CIR officials fear that the incoming Trump administration will make it much harder for graduate students to unionize, based on policies proposed in his first term. In short: Donald Trump’s labor officials didn’t think graduate students counted as employees; President Joe Biden’s did, and recognized more than 50 graduate student unions in the last four years.
The residents are hoping to hold a union vote and certify their unions with the feds before Inauguration Day in January. Can they do it? Stay tuned to this newsletter for future updates and read Aubrey’s story for a close look at the union drive.
The latest news to pay attention to
The number of medical malpractice cases filed this year in Philadelphia is expected to surge, after a rule change that allowed cased to be filed here even if the incident occurred in a different county. But by how much? Read Harold Brubaker’s story to find out.
Public Health Management Corp. is slashing several long-running programs to save money. Harold has more on the tough choices that PHMC, one of the area’s largest health and human services nonprofits, had to make.
Philadelphia’s largest LGBTQ health agency, the Mazzoni Center, says it’s facing bankruptcy after a “rogue employee” took out high-interest debt to make payroll. Reporter Abraham Gutman has the scoop on the agency’s fight in federal court to get out of repaying the roughly million dollars it owes.
Guess what? The soda tax works. But how, and by how much? For answers, read Aubrey’s story, which has the facts and figures from a new study in The Lancet.
The big number: 21.
That’s the number of gun safes distributed to Philly residents in half an hour at Penn’s Perelman Center for Advanced Medicine, where staff held a recent event to promote gun safety. More residents wanted them, as demand exceeded the supply of safes on hand. Those who missed out signed up to get one mailed to them.

──────

## Problem to solve
In the health newsletter excerpt above, what does the Mazzoni Center say caused it to face bankruptcy?

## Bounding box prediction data
──────

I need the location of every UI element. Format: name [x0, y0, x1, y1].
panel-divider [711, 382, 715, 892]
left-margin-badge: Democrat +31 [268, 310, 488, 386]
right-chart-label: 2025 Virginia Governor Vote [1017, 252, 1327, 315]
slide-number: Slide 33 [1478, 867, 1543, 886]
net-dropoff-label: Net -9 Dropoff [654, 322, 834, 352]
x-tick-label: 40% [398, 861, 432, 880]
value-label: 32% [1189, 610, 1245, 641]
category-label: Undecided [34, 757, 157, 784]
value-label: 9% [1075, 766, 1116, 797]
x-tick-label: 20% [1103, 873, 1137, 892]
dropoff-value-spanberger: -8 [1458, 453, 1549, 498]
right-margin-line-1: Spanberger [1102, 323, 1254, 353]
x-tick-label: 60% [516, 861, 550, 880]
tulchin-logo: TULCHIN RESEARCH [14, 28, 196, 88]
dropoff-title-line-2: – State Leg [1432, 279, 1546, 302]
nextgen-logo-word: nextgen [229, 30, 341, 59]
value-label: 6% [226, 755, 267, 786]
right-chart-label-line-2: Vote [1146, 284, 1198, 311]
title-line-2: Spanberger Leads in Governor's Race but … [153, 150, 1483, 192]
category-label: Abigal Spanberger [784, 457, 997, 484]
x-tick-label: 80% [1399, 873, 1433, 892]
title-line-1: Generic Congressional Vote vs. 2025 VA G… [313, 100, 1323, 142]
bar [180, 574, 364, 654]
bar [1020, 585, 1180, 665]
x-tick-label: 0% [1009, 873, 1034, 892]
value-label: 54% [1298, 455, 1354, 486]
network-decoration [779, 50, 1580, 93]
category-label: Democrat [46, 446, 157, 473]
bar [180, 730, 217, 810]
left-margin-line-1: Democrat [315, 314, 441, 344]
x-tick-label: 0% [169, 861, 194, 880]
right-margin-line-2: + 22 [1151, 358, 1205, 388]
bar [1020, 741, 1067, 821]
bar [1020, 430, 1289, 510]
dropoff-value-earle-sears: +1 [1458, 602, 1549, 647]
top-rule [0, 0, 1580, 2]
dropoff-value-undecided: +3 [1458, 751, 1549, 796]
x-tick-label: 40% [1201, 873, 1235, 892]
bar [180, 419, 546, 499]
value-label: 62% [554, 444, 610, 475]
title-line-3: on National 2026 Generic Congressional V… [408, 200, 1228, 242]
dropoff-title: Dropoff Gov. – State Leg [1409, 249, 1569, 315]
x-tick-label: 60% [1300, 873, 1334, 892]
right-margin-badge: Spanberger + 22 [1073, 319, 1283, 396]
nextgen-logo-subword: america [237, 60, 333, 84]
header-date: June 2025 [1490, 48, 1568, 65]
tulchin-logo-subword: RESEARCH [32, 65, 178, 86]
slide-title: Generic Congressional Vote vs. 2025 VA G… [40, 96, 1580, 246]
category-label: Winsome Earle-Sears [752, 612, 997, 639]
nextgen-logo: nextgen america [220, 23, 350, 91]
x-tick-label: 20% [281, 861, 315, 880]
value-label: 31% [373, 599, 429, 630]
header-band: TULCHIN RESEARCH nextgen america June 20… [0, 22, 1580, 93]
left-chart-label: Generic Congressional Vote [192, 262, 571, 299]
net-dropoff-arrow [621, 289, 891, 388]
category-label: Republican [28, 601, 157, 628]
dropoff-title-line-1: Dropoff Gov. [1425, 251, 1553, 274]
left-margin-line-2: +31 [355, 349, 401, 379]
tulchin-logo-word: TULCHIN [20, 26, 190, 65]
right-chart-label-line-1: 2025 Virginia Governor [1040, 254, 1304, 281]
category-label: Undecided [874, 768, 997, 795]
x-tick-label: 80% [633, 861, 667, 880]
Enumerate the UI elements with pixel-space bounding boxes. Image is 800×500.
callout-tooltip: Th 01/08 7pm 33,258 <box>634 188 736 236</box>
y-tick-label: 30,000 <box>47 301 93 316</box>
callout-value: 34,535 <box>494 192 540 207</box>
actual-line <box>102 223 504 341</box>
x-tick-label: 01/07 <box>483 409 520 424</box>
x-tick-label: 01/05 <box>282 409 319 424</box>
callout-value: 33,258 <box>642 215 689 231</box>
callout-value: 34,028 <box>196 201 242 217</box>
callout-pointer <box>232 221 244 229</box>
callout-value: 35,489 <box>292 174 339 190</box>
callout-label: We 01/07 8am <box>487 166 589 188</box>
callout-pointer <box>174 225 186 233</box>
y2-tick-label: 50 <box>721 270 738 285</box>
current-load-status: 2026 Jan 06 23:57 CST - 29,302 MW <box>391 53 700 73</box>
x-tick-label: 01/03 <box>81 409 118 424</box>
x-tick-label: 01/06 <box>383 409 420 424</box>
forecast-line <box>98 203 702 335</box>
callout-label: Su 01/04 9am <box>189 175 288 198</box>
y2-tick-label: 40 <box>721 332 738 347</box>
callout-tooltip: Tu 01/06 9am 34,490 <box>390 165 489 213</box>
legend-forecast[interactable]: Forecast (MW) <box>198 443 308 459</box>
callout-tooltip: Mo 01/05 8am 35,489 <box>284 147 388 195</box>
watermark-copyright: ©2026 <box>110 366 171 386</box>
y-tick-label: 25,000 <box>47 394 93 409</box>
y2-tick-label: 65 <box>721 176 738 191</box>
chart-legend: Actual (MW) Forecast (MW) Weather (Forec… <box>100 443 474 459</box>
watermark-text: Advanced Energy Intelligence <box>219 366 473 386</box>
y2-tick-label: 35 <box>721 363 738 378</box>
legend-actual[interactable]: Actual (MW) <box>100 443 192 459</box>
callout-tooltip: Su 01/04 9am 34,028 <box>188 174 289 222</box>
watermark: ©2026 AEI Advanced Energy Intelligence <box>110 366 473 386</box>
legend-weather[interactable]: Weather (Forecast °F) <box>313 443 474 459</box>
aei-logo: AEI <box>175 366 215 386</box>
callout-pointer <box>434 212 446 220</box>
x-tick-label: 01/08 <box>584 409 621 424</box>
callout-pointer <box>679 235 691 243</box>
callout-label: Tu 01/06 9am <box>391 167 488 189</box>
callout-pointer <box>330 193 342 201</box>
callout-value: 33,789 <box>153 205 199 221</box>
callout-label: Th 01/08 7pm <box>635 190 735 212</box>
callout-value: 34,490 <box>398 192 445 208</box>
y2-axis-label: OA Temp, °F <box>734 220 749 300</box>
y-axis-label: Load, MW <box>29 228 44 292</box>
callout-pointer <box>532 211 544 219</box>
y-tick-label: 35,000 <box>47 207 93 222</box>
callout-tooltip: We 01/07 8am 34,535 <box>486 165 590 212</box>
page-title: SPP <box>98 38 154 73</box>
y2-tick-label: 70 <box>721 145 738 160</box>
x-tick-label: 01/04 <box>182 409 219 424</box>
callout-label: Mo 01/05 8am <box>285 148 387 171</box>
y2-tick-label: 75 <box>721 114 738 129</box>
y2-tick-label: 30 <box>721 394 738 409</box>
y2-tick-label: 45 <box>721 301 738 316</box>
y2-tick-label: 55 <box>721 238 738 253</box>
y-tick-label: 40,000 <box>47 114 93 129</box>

──────

## Exercise output
A "rogue employee" took out high-interest debt to make payroll.